DIRECTIVE:
Find the string "Locations" in the listing and report every line that has it.

RECORDS SUPPLIED:
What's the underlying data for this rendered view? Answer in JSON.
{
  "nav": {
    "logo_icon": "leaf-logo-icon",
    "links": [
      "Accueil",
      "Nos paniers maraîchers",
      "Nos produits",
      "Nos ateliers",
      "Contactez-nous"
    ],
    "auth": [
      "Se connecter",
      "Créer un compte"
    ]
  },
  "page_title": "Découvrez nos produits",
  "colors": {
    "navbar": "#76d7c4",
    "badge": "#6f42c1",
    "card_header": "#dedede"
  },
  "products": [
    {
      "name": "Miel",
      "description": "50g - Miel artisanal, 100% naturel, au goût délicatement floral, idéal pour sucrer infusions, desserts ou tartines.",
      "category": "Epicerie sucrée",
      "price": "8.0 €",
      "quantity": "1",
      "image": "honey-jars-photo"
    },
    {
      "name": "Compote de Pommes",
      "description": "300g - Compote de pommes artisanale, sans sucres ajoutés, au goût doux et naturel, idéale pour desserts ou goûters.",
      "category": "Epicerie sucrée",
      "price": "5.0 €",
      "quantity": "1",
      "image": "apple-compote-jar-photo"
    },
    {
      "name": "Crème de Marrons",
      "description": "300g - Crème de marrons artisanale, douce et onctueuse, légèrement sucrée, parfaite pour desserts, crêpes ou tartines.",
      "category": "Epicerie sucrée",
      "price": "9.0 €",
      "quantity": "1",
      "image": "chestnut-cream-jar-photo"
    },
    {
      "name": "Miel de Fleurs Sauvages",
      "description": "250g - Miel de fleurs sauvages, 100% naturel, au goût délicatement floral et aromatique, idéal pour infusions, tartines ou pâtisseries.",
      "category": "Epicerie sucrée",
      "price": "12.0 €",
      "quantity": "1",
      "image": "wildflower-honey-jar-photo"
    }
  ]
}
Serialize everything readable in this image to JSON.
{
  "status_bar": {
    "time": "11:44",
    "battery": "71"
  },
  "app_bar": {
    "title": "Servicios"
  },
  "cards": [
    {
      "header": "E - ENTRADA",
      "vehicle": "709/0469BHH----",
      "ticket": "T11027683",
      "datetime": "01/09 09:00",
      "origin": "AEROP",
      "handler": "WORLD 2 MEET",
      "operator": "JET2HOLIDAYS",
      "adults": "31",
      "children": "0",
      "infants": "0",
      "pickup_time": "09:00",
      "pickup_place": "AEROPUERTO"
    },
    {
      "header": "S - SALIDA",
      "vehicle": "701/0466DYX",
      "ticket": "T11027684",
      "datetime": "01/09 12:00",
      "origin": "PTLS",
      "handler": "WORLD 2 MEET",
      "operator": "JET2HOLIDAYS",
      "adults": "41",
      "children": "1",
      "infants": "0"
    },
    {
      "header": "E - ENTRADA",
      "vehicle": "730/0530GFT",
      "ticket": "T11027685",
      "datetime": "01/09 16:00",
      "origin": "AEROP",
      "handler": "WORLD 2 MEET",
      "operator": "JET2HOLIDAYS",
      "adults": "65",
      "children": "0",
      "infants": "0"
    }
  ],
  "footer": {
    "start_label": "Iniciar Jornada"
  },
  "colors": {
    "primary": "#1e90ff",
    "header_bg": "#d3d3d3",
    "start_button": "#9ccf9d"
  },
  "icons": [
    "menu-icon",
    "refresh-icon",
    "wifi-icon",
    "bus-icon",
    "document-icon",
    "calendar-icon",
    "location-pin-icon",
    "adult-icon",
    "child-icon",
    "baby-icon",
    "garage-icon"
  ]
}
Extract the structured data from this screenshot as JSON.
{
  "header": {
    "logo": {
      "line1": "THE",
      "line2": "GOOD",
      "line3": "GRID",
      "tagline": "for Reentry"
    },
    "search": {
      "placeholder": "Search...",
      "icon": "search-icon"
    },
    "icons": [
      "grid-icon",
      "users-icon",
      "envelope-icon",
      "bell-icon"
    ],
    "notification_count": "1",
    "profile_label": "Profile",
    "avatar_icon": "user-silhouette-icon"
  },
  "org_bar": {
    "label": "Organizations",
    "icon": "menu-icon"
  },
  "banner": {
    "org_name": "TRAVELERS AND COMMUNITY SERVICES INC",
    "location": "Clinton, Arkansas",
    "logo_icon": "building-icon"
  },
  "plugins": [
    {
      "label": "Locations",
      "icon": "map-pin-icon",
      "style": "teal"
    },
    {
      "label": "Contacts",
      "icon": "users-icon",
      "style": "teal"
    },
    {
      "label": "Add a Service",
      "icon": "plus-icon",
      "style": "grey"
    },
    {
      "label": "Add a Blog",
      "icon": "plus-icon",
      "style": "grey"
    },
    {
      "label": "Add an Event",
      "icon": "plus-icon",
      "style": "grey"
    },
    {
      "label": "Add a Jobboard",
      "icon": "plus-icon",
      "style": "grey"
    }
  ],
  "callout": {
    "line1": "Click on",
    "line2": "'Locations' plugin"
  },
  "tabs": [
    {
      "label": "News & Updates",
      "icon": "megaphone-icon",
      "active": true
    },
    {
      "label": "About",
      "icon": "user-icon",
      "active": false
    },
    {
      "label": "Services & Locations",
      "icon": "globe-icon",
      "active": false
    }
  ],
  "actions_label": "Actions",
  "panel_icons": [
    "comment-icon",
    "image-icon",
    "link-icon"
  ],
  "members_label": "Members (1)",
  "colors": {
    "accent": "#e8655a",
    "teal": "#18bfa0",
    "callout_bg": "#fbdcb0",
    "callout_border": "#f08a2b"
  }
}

RESULT BELOW:
      "label": "Locations",
    "line2": "'Locations' plugin"
      "label": "Services & Locations",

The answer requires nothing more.